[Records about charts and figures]
# # # # #

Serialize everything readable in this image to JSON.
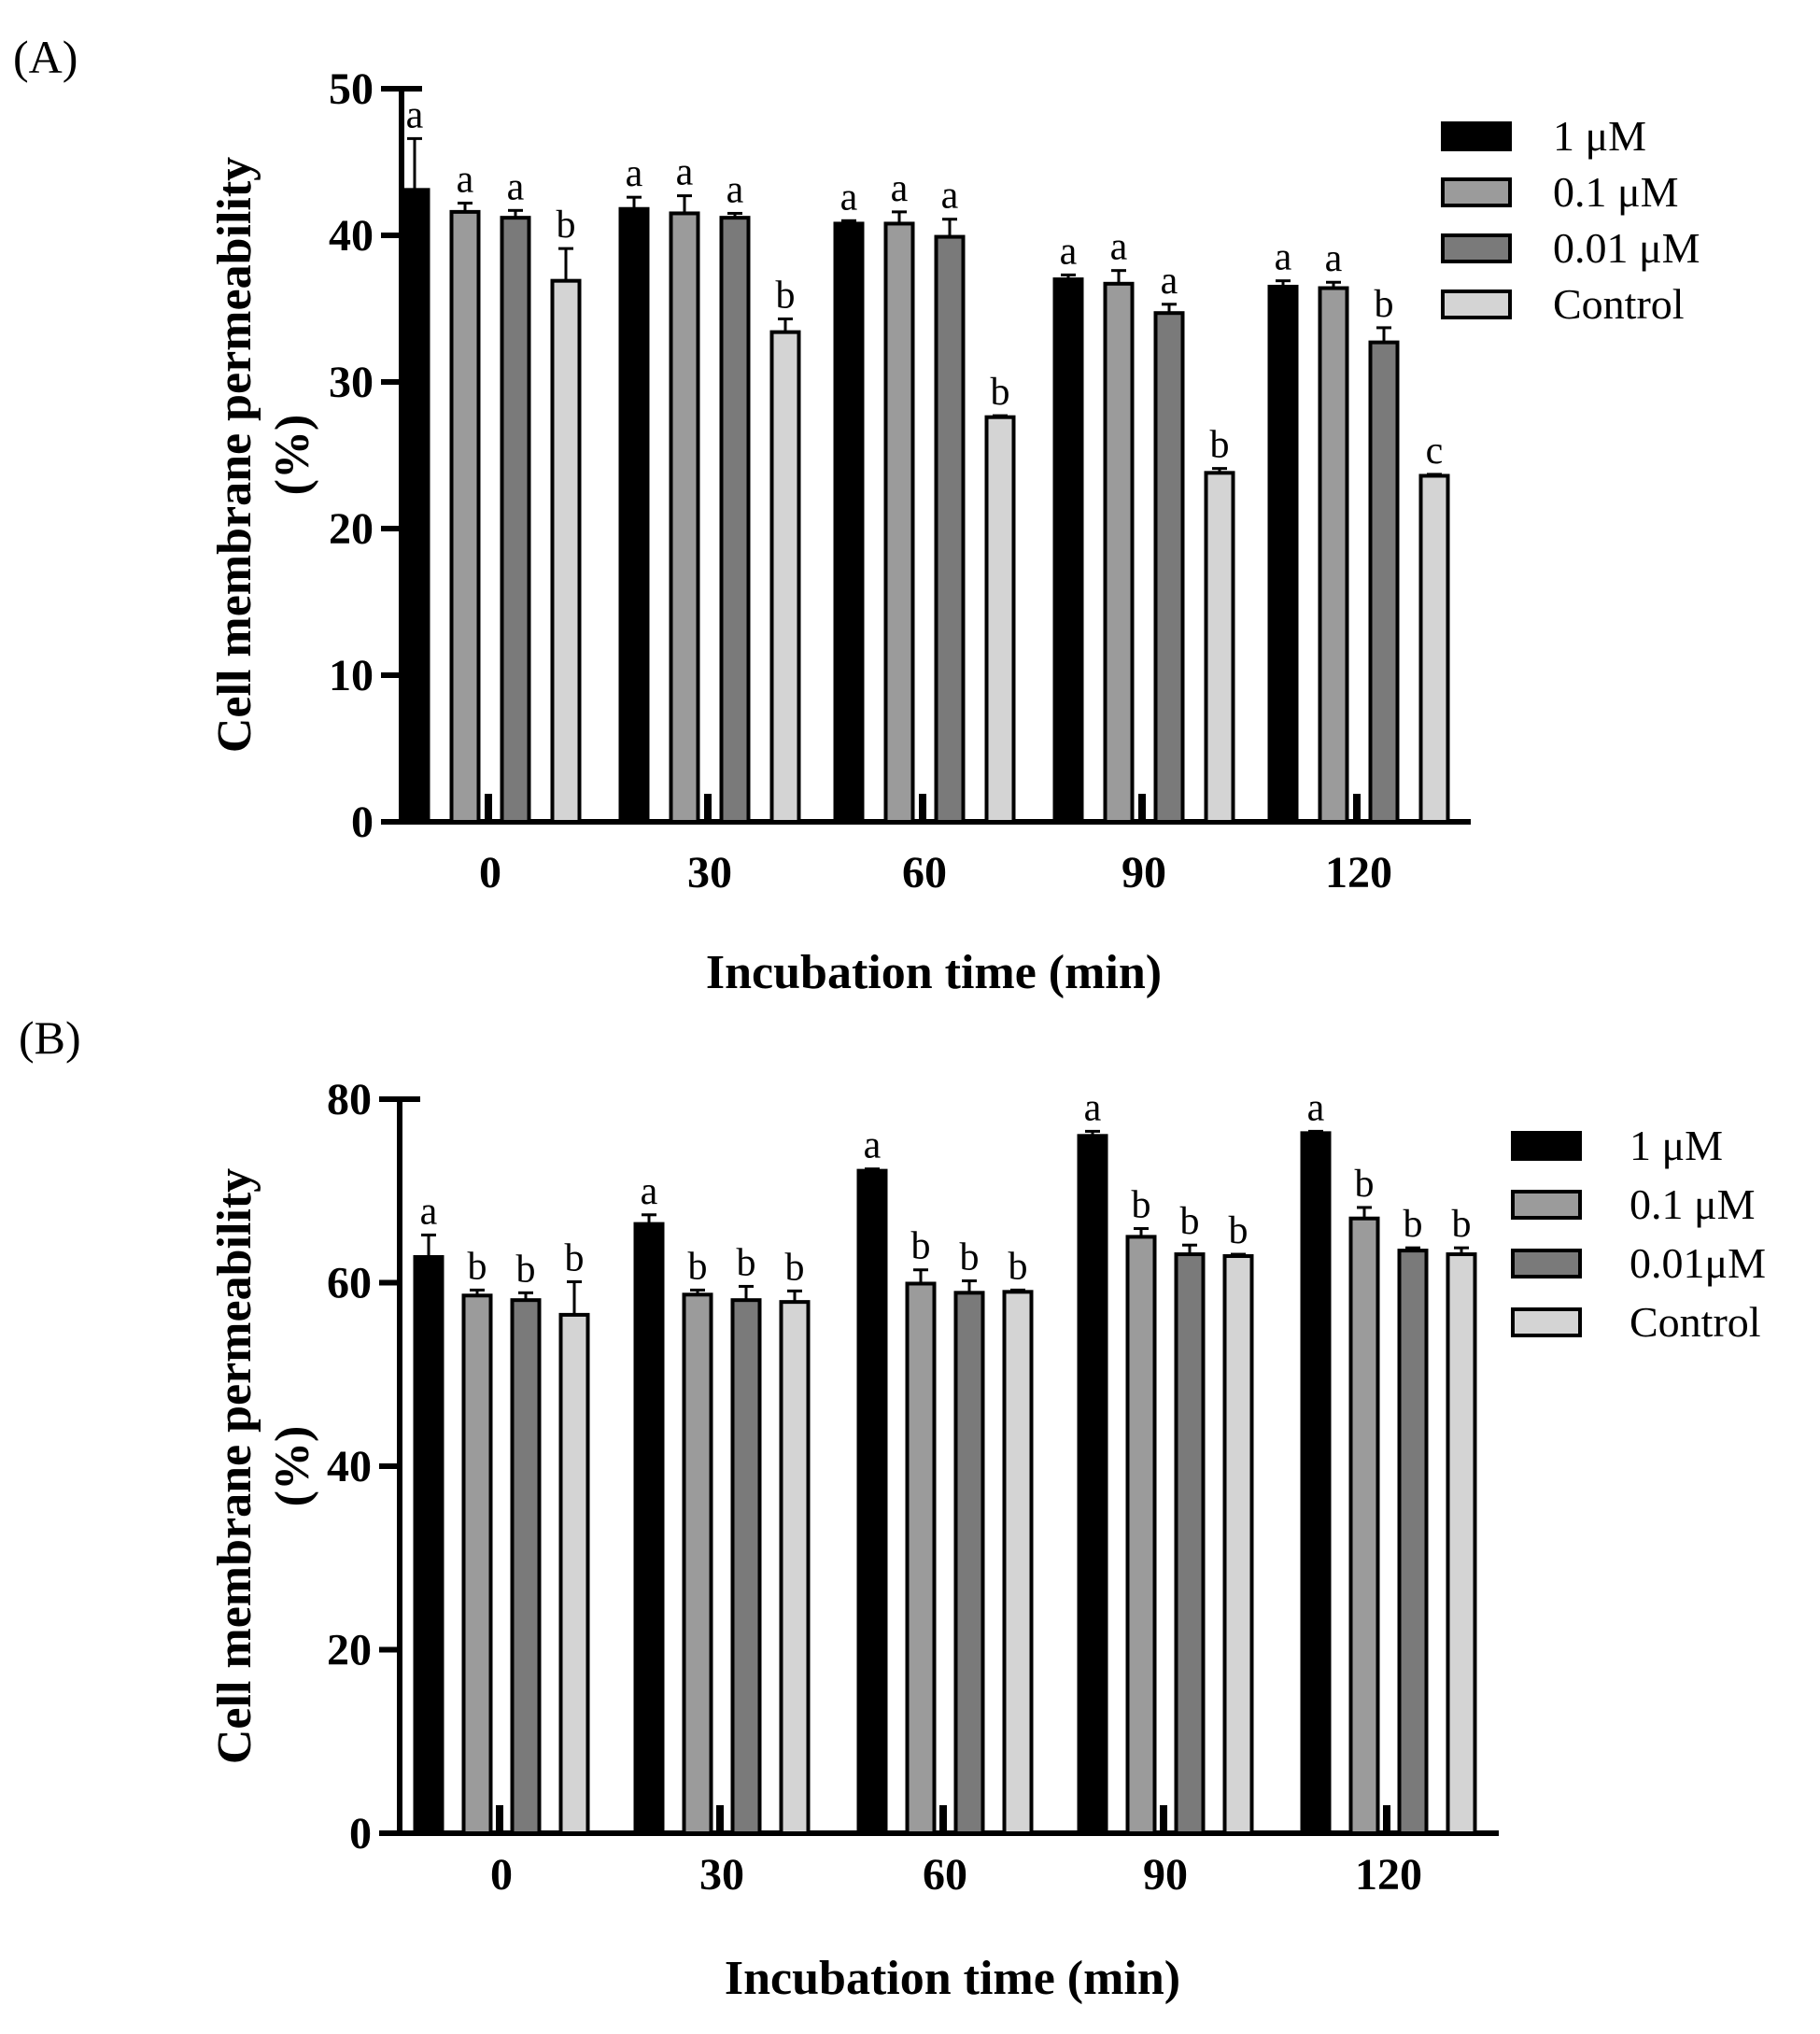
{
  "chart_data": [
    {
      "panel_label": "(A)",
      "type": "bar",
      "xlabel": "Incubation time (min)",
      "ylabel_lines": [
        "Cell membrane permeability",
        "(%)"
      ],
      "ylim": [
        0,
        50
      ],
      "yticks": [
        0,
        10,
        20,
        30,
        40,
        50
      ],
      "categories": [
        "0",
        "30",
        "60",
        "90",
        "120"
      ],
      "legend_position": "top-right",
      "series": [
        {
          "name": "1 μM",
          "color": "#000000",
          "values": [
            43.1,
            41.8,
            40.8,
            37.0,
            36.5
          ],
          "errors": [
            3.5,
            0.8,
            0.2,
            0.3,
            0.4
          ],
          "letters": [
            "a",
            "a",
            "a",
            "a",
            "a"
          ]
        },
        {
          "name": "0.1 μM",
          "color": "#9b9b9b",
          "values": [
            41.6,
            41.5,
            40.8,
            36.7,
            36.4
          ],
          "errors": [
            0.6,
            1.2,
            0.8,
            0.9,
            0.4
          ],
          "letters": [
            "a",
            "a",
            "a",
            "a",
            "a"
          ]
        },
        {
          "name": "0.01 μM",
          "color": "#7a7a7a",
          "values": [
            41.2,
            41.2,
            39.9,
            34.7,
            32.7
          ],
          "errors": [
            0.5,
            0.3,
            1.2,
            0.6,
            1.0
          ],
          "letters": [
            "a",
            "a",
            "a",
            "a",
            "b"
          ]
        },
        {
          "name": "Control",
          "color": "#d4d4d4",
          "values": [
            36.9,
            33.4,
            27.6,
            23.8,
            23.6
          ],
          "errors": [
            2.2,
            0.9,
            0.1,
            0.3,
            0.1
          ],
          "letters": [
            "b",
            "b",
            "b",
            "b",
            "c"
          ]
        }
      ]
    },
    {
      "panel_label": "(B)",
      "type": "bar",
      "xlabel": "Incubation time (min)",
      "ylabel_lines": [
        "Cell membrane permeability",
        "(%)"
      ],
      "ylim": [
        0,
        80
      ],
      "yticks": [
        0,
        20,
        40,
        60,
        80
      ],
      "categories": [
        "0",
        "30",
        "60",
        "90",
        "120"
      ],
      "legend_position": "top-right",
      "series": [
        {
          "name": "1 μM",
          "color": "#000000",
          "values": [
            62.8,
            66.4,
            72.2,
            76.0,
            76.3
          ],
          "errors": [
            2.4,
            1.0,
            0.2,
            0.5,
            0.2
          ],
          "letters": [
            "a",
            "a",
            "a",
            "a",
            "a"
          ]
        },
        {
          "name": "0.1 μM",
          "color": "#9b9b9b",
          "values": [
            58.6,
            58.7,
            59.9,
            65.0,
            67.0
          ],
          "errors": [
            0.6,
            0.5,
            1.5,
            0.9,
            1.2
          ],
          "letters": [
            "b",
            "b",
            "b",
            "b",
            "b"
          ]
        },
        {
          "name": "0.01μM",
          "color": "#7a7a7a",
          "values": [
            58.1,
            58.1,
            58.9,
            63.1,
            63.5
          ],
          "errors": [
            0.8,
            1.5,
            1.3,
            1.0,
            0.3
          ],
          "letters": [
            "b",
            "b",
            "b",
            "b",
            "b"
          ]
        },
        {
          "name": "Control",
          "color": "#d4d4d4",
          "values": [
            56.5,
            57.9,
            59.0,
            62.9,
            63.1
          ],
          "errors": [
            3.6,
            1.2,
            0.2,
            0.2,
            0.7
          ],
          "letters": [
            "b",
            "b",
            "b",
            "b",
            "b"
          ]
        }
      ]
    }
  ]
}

# # # # #

Task prompt: Transcribe each entry above exactly, apart from the pictures.

Result of this task:
Serialize everything readable in this image to JSON.
{
  "chart_data": [
    {
      "panel_label": "(A)",
      "type": "bar",
      "xlabel": "Incubation time (min)",
      "ylabel_lines": [
        "Cell membrane permeability",
        "(%)"
      ],
      "ylim": [
        0,
        50
      ],
      "yticks": [
        0,
        10,
        20,
        30,
        40,
        50
      ],
      "categories": [
        "0",
        "30",
        "60",
        "90",
        "120"
      ],
      "legend_position": "top-right",
      "series": [
        {
          "name": "1 μM",
          "color": "#000000",
          "values": [
            43.1,
            41.8,
            40.8,
            37.0,
            36.5
          ],
          "errors": [
            3.5,
            0.8,
            0.2,
            0.3,
            0.4
          ],
          "letters": [
            "a",
            "a",
            "a",
            "a",
            "a"
          ]
        },
        {
          "name": "0.1 μM",
          "color": "#9b9b9b",
          "values": [
            41.6,
            41.5,
            40.8,
            36.7,
            36.4
          ],
          "errors": [
            0.6,
            1.2,
            0.8,
            0.9,
            0.4
          ],
          "letters": [
            "a",
            "a",
            "a",
            "a",
            "a"
          ]
        },
        {
          "name": "0.01 μM",
          "color": "#7a7a7a",
          "values": [
            41.2,
            41.2,
            39.9,
            34.7,
            32.7
          ],
          "errors": [
            0.5,
            0.3,
            1.2,
            0.6,
            1.0
          ],
          "letters": [
            "a",
            "a",
            "a",
            "a",
            "b"
          ]
        },
        {
          "name": "Control",
          "color": "#d4d4d4",
          "values": [
            36.9,
            33.4,
            27.6,
            23.8,
            23.6
          ],
          "errors": [
            2.2,
            0.9,
            0.1,
            0.3,
            0.1
          ],
          "letters": [
            "b",
            "b",
            "b",
            "b",
            "c"
          ]
        }
      ]
    },
    {
      "panel_label": "(B)",
      "type": "bar",
      "xlabel": "Incubation time (min)",
      "ylabel_lines": [
        "Cell membrane permeability",
        "(%)"
      ],
      "ylim": [
        0,
        80
      ],
      "yticks": [
        0,
        20,
        40,
        60,
        80
      ],
      "categories": [
        "0",
        "30",
        "60",
        "90",
        "120"
      ],
      "legend_position": "top-right",
      "series": [
        {
          "name": "1 μM",
          "color": "#000000",
          "values": [
            62.8,
            66.4,
            72.2,
            76.0,
            76.3
          ],
          "errors": [
            2.4,
            1.0,
            0.2,
            0.5,
            0.2
          ],
          "letters": [
            "a",
            "a",
            "a",
            "a",
            "a"
          ]
        },
        {
          "name": "0.1 μM",
          "color": "#9b9b9b",
          "values": [
            58.6,
            58.7,
            59.9,
            65.0,
            67.0
          ],
          "errors": [
            0.6,
            0.5,
            1.5,
            0.9,
            1.2
          ],
          "letters": [
            "b",
            "b",
            "b",
            "b",
            "b"
          ]
        },
        {
          "name": "0.01μM",
          "color": "#7a7a7a",
          "values": [
            58.1,
            58.1,
            58.9,
            63.1,
            63.5
          ],
          "errors": [
            0.8,
            1.5,
            1.3,
            1.0,
            0.3
          ],
          "letters": [
            "b",
            "b",
            "b",
            "b",
            "b"
          ]
        },
        {
          "name": "Control",
          "color": "#d4d4d4",
          "values": [
            56.5,
            57.9,
            59.0,
            62.9,
            63.1
          ],
          "errors": [
            3.6,
            1.2,
            0.2,
            0.2,
            0.7
          ],
          "letters": [
            "b",
            "b",
            "b",
            "b",
            "b"
          ]
        }
      ]
    }
  ]
}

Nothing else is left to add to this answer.